— start MATERIALS PROVIDED —
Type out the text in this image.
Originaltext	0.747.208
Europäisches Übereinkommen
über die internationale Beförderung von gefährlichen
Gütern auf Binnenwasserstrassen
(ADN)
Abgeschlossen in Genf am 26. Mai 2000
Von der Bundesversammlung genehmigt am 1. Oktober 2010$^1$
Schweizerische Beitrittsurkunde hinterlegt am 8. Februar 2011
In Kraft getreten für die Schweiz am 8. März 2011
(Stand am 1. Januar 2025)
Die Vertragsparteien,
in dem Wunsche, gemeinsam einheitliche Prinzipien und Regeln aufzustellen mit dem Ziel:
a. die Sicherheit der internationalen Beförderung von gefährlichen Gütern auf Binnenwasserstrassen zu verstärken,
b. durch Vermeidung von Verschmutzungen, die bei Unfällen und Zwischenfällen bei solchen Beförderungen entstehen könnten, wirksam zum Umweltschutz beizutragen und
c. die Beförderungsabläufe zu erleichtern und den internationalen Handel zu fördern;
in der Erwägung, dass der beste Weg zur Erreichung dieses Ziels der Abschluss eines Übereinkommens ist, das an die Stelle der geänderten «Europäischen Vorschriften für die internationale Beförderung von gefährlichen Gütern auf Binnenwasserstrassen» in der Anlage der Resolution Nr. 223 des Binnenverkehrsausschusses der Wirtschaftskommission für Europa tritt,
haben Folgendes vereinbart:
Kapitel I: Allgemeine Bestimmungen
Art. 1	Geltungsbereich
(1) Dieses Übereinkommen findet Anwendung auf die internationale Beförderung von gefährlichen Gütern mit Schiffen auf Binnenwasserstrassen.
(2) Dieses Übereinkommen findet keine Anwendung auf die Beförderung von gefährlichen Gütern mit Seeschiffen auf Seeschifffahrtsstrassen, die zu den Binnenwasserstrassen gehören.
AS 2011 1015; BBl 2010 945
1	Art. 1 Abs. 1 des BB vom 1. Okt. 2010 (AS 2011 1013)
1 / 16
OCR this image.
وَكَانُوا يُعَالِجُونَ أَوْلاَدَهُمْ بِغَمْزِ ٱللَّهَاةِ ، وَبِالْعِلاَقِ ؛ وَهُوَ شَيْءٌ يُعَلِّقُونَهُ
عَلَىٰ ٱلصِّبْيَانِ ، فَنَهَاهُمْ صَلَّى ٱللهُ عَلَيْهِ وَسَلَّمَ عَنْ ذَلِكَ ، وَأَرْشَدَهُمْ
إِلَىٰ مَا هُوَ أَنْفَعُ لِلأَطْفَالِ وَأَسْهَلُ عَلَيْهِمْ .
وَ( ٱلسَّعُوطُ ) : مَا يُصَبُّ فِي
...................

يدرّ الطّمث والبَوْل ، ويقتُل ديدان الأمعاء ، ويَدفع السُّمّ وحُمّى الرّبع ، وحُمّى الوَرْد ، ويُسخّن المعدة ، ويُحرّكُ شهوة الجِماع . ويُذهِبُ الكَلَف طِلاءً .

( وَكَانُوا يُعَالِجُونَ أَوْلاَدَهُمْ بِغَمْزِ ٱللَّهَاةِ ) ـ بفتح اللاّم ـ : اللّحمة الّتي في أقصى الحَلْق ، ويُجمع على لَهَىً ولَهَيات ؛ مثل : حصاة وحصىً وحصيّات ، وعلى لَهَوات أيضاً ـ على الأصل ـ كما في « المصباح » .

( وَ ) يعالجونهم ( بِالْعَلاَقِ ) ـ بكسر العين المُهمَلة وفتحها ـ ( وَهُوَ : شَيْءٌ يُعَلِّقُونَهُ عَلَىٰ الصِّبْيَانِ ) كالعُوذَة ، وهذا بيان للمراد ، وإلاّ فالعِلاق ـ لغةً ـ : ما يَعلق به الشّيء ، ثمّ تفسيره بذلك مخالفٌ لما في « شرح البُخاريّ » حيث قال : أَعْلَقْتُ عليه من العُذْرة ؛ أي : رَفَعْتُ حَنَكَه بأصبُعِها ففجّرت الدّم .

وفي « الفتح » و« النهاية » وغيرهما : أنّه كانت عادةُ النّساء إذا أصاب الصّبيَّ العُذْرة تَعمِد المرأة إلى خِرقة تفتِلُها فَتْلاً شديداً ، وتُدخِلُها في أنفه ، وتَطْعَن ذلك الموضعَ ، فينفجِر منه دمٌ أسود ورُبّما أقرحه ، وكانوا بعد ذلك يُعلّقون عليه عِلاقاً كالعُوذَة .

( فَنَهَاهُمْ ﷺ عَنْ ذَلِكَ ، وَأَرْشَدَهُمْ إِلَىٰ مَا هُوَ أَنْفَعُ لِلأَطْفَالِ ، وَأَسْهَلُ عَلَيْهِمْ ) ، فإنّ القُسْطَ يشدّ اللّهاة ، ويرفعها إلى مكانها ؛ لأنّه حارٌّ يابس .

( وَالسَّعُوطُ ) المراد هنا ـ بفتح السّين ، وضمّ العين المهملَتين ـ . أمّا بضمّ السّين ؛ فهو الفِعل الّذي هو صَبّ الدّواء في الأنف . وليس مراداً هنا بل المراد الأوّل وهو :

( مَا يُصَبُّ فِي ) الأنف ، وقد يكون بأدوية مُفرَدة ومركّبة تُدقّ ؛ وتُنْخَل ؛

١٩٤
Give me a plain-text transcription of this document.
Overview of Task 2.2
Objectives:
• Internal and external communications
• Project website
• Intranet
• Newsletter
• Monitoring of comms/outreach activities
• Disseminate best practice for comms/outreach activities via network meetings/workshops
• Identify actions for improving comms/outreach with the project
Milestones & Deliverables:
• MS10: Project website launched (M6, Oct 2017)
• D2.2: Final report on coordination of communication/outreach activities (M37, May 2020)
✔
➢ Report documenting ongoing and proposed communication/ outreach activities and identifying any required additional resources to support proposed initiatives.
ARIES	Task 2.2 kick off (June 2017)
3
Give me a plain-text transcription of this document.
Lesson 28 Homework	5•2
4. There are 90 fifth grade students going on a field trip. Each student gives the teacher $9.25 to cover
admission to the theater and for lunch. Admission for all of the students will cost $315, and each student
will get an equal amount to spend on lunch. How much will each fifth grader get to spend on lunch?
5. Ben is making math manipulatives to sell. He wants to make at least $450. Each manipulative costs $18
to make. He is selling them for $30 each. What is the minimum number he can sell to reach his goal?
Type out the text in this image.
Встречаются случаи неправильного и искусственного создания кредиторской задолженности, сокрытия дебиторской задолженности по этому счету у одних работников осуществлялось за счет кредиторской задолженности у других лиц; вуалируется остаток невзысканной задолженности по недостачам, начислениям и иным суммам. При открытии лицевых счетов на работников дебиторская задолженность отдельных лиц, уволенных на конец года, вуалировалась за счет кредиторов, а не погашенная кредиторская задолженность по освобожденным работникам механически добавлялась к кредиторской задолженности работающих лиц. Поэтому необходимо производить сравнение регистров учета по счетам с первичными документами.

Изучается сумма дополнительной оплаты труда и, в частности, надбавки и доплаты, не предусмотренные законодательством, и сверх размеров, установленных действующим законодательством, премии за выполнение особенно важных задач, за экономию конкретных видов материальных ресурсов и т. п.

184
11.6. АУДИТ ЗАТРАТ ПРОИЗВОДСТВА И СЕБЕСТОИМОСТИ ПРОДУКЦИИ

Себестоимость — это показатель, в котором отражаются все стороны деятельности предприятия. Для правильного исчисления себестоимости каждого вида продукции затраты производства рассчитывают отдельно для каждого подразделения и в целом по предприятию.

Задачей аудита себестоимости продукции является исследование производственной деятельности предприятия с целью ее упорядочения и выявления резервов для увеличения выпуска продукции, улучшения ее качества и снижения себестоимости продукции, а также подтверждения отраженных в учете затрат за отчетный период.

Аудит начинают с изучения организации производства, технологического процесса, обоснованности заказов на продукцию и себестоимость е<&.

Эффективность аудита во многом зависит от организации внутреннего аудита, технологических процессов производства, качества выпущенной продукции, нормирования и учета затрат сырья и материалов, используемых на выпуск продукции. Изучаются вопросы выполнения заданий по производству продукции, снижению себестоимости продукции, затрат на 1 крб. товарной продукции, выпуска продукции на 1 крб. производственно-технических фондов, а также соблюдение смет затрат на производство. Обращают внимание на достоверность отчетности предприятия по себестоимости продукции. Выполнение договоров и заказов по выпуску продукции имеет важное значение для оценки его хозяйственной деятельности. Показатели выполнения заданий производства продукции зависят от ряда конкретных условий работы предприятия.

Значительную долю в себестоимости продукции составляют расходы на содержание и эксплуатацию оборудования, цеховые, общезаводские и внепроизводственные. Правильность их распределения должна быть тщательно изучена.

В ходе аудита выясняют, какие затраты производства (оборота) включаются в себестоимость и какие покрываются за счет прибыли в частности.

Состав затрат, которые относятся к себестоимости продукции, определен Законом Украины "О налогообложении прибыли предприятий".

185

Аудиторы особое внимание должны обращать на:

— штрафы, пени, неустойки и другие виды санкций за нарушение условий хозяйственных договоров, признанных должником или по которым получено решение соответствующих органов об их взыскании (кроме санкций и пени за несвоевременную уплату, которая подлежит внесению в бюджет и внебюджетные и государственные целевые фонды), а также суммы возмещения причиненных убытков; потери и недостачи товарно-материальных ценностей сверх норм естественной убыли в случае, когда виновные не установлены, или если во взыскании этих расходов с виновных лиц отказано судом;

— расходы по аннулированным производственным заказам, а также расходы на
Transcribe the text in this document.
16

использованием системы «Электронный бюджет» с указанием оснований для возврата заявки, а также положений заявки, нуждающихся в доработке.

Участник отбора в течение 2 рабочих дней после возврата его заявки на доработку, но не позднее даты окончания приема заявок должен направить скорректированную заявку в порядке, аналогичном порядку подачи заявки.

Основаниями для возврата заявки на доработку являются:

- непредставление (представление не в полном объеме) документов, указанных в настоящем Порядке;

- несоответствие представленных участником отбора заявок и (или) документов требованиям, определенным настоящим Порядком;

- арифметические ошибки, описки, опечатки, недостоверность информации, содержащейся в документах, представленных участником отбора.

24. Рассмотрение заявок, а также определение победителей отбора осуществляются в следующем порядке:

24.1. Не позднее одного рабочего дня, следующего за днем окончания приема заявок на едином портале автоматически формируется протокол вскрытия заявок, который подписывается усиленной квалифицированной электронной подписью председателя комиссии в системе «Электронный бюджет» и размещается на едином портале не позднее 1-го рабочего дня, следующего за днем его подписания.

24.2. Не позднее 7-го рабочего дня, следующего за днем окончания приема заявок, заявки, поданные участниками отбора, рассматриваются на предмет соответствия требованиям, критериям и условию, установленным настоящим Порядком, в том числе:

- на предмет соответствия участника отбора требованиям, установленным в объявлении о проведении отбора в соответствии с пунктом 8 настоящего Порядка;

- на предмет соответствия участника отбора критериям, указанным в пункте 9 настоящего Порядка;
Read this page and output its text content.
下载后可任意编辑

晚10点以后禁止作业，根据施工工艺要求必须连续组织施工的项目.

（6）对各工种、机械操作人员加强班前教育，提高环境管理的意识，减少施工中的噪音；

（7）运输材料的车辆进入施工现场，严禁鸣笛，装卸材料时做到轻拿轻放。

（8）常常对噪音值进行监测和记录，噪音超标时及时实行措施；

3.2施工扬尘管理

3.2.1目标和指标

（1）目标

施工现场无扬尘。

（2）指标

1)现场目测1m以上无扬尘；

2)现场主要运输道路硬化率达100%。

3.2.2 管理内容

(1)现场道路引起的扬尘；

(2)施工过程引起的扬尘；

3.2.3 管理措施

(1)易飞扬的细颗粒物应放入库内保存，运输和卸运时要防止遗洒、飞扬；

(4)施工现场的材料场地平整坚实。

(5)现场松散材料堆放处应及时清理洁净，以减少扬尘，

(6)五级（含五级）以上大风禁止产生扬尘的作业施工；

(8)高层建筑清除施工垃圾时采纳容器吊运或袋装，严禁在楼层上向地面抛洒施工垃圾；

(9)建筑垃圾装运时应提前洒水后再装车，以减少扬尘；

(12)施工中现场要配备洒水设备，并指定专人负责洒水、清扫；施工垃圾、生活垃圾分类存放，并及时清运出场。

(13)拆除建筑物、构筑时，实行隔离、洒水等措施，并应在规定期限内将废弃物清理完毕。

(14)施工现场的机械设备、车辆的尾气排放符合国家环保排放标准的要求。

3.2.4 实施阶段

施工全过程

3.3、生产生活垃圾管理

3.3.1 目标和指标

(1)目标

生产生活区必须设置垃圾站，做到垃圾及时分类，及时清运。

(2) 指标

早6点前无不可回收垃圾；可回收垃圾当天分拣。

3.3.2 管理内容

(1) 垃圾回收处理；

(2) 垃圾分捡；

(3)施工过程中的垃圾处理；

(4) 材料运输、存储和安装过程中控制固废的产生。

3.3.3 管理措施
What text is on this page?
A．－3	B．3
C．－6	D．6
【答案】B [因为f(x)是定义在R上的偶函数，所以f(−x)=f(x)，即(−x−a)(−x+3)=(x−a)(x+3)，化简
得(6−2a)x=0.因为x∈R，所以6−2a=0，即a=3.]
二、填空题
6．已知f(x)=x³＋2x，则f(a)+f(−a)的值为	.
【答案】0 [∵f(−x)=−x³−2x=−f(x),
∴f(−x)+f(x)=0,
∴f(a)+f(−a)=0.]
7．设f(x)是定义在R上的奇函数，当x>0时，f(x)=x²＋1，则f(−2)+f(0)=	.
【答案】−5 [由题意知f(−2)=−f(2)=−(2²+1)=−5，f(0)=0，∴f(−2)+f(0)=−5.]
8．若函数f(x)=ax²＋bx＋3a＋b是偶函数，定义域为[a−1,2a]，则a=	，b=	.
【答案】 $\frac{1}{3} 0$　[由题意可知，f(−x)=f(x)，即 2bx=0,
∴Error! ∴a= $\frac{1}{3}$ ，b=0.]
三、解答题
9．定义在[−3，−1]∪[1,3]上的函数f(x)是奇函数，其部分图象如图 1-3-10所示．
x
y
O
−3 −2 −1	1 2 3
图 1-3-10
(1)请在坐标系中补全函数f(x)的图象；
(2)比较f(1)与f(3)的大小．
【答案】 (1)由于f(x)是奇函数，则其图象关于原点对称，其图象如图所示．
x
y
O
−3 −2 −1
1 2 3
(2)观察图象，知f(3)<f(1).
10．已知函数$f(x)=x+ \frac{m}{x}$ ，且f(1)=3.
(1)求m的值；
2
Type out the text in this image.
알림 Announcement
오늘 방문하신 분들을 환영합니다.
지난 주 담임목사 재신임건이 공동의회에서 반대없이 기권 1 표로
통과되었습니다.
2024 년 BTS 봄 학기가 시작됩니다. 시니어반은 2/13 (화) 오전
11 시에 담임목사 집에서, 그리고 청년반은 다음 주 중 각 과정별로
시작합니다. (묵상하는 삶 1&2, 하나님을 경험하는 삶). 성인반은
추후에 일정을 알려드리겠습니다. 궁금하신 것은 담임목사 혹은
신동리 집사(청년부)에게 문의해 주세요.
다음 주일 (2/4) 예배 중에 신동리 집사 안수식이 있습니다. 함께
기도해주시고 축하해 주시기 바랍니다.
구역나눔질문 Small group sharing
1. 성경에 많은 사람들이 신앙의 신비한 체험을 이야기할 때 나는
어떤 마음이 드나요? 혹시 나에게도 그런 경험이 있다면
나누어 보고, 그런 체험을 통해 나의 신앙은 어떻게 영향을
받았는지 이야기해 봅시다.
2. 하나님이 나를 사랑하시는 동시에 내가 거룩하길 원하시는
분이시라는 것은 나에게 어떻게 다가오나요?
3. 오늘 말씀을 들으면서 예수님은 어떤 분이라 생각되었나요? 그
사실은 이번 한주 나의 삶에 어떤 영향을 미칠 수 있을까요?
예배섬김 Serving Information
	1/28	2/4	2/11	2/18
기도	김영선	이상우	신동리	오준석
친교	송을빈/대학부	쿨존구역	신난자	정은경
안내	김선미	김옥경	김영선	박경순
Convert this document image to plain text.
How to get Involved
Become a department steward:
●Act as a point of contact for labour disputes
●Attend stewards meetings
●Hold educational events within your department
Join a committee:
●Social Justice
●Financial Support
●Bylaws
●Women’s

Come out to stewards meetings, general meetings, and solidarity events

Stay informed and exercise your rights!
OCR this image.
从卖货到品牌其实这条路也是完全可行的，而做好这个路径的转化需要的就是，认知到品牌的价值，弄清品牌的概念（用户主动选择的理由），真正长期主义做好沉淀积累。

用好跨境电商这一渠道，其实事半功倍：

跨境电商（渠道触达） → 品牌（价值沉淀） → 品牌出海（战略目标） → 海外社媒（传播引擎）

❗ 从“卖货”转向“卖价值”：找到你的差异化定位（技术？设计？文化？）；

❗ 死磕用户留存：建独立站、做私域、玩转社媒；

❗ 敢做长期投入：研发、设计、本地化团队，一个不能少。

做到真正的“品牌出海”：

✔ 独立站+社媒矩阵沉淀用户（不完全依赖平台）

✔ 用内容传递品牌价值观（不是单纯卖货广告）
— end MATERIALS PROVIDED —
THE REQUEST
Search the entries for the word "是奇函数" and gather every line where it appears.

REPLY TO THE TASK
9．定义在[−3，−1]∪[1,3]上的函数f(x)是奇函数，其部分图象如图 1-3-10所示．
【答案】 (1)由于f(x)是奇函数，则其图象关于原点对称，其图象如图所示．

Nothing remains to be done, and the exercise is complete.